GOALS:
1. List every patent publication that the background text on grafted polyacrylate rubber blends cites as prior art, giving each one's number as it appears there.
2. Continue the background text on grafted polyacrylate rubber blends, beginning right after its final sentence.

Reexamination Certificate

active

06288167

ABSTRACT:

BACKGROUND OF THE INVENTION
1. Field of the Invention
This invention relates to blends of grafted polyacrylate rubber with other polymers. More specifically it relates to blends of (1) a first grafted rubber polymer wherein the rubber has a core/shell structure where the core is a styrenic polymer and the shell is an acrylate rubber; (2) a second grafted rubber polymer wherein the rubber is selected from the group consisting of diene, ethylene propylene and acrylate rubbers; and (3) a matrix polymer formed from a vinyl aromatic monomer, an unsaturated nitrile monomer and optionally one or more compatible comonomers.
2. Description of Related Art
Polymer blends of grafted rubbers are well known in the prior art. These blends are especially useful as molding and extrusion compositions for indoor and outdoor applications. The blends have good impact and weatherability properties. Blends of various polymers using one or more core/shell type polymers are also known. They are taught in the following patent publications.
EPO Patent Publication 0 534 212 A1 (BASF) teaches a mixture of (1) a graft copolymer having a core of a 50-99.9% by weight of a vinylaromatic monomer with a polyfunctional crosslinker and/or a comonomer with two or more functional groups; and (2) a graft polymer having a rubbery core and a shell having a Tg<25° C.
EPO Patent Publication 0 342 283 (Rohm & Haas) teaches either thermoplastic or thermoset matrix polymers and substantially spherical polymer particles having an average diameter of from 2 to 15 micrometers.
U.S. Pat. No. 4,916,171 to Brown et al teaches core/shell polymers having an alkali-insoluble, emulsion polymer core and an alkali soluble, emulsion polymer shell attached or associated with said core so that upon dissolving said shell with alkali, a portion of said shell remains attached or associated with said core. Also taught are compositions wherein said shell polymer has been neutralized and substantially, but not totally, dissolved so as to form a blend of neutralized core-shell polymer and an aqueous solution of neutralized shell polymer.
U.S. Pat. No. 5,047,474 to Rabinovich et al teaches modifier compositions of acrylic core/shell polymers and alkyl methacrylate-butadiene-styrene core/shell polymers are added to polyvinyl halides to provide materials with improved color depth and impact strength, as well as reduced pearlescence.
U.S. Pat. No. 5,237,004 to Wu et al teaches polymer particles in a size range between 2 and 15 micrometers, and having a refractive index close to, but not identical with, that of a matrix polymer and optionally having one or more enclosing shells, the outer shell being compatible with the matrix polymer, impart light-diffusing properties to the matrix polymer without degrading its physical properties, while the particles having a closer refractive index match to the matrix polymer impart gloss reduction to the surface of the matrix polymer.
U.S. Pat. No. 5,266,610 to Malhotra et al teaches the use of core/shell particulate toughening agents in a composite resin system comprised of thermoplastic and thermoset resins wherein the phase morphology is cocontinuous.

AVAILABLE DATA:
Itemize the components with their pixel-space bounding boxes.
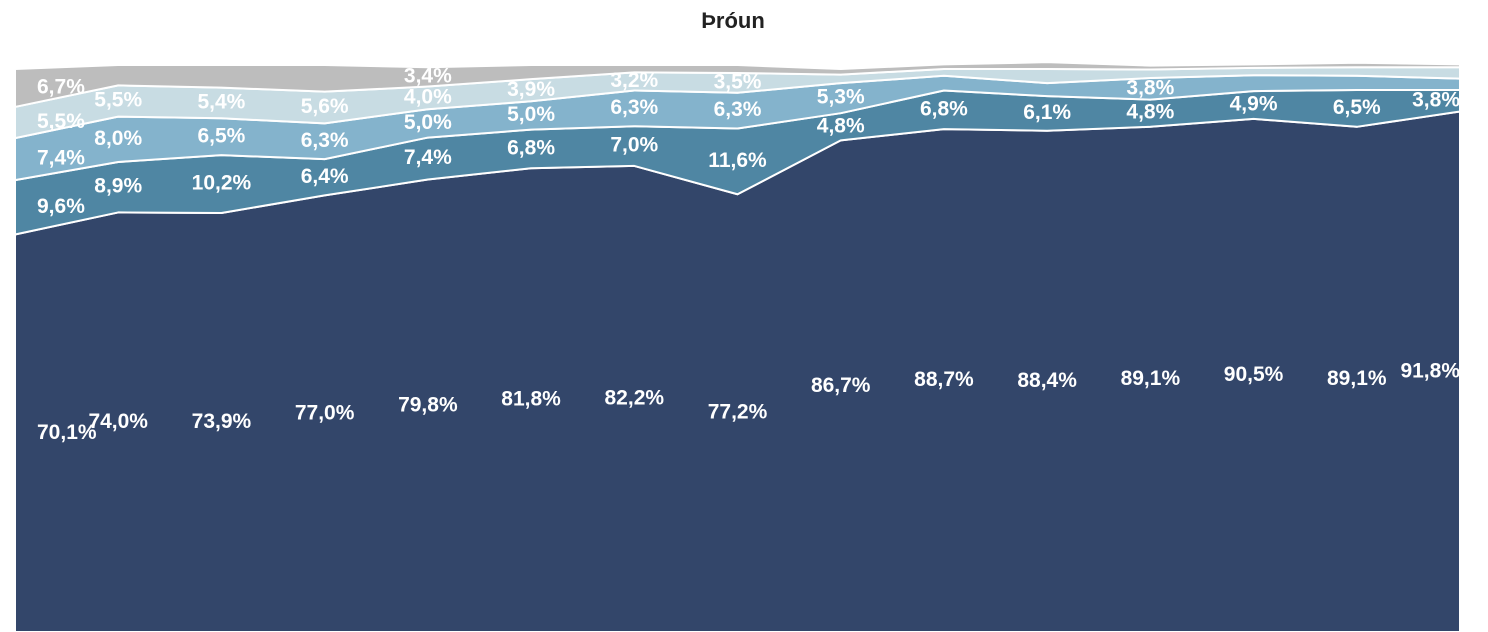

SOLVED TASKS:
1.
- EPO Patent Publication 0 534 212 A1
- EPO Patent Publication 0 342 283
- U.S. Pat. No. 4,916,171
- U.S. Pat. No. 5,047,474
- U.S. Pat. No. 5,237,004
- U.S. Pat. No. 5,266,610

2.
Japanese Patent Publication 62/236,850 to Takeda Chemical Industry teaches a core/shell type structure where the glass transition temperature of the core is higher than that of the shell for use in motor vehicles. The blends of grafted rubbers of the prior art are maybe useful. However they may be difficult to color and lack the balance of properties provided by the blends of the present invention. For example, in the prior art blends of (1) a polybutylacrylate rubber grafted with styrene and acrylonitrile (ASA); and (2) a butadiene rubber grafted with styrene and acrylonitrile (ABS), the polybutylacrylate (PBA) used in the ASA component has a lower refractive index (RI) than the polybutadiene (PBD) used in the ABS which has a lower RI than SAN which is grafted onto the polybutylacrylate and polybutadiene and which is also present in the blends as a free matrix polymer. Thus, the difference in RI between the ASA component and the ABS component causes the ASA/ABS blends to be opaque and more difficult to color than ABS alone.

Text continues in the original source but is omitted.